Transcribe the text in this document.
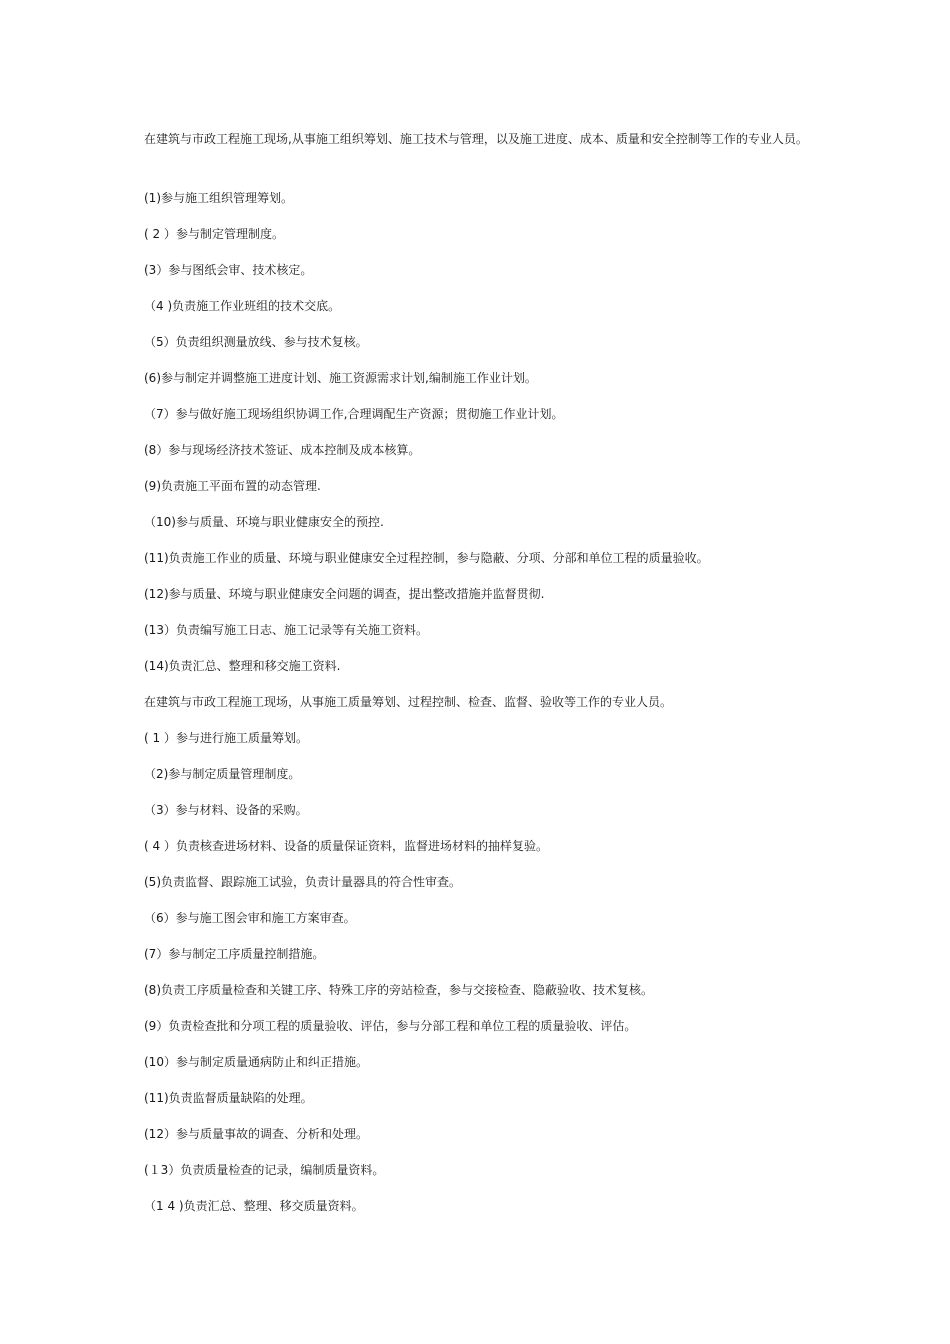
在建筑与市政工程施工现场,从事施工组织筹划、施工技术与管理，以及施工进度、成本、质量和安全控制等工作的专业人员。
(1)参与施工组织管理筹划。
( 2 ）参与制定管理制度。
(3）参与图纸会审、技术核定。
（4 )负责施工作业班组的技术交底。
（5）负责组织测量放线、参与技术复核。
(6)参与制定并调整施工进度计划、施工资源需求计划,编制施工作业计划。
（7）参与做好施工现场组织协调工作,合理调配生产资源；贯彻施工作业计划。
(8）参与现场经济技术签证、成本控制及成本核算。
(9)负责施工平面布置的动态管理.
（10)参与质量、环境与职业健康安全的预控.
(11)负责施工作业的质量、环境与职业健康安全过程控制，参与隐蔽、分项、分部和单位工程的质量验收。
(12)参与质量、环境与职业健康安全问题的调查，提出整改措施并监督贯彻.
(13）负责编写施工日志、施工记录等有关施工资料。
(14)负责汇总、整理和移交施工资料.
在建筑与市政工程施工现场，从事施工质量筹划、过程控制、检查、监督、验收等工作的专业人员。
( 1 ）参与进行施工质量筹划。
（2)参与制定质量管理制度。
（3）参与材料、设备的采购。
( 4 ）负责核查进场材料、设备的质量保证资料，监督进场材料的抽样复验。
(5)负责监督、跟踪施工试验，负责计量器具的符合性审查。
（6）参与施工图会审和施工方案审查。
(7）参与制定工序质量控制措施。
(8)负责工序质量检查和关键工序、特殊工序的旁站检查，参与交接检查、隐蔽验收、技术复核。
(9）负责检查批和分项工程的质量验收、评估，参与分部工程和单位工程的质量验收、评估。
(10）参与制定质量通病防止和纠正措施。
(11)负责监督质量缺陷的处理。
(12）参与质量事故的调查、分析和处理。
(１3）负责质量检查的记录，编制质量资料。
（1 4 )负责汇总、整理、移交质量资料。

* _Task objective_:
Lines containing the word "在建筑与市政工程施工现场" must all be returned from the material above.

* _Exercise response_:
在建筑与市政工程施工现场,从事施工组织筹划、施工技术与管理，以及施工进度、成本、质量和安全控制等工作的专业人员。
在建筑与市政工程施工现场，从事施工质量筹划、过程控制、检查、监督、验收等工作的专业人员。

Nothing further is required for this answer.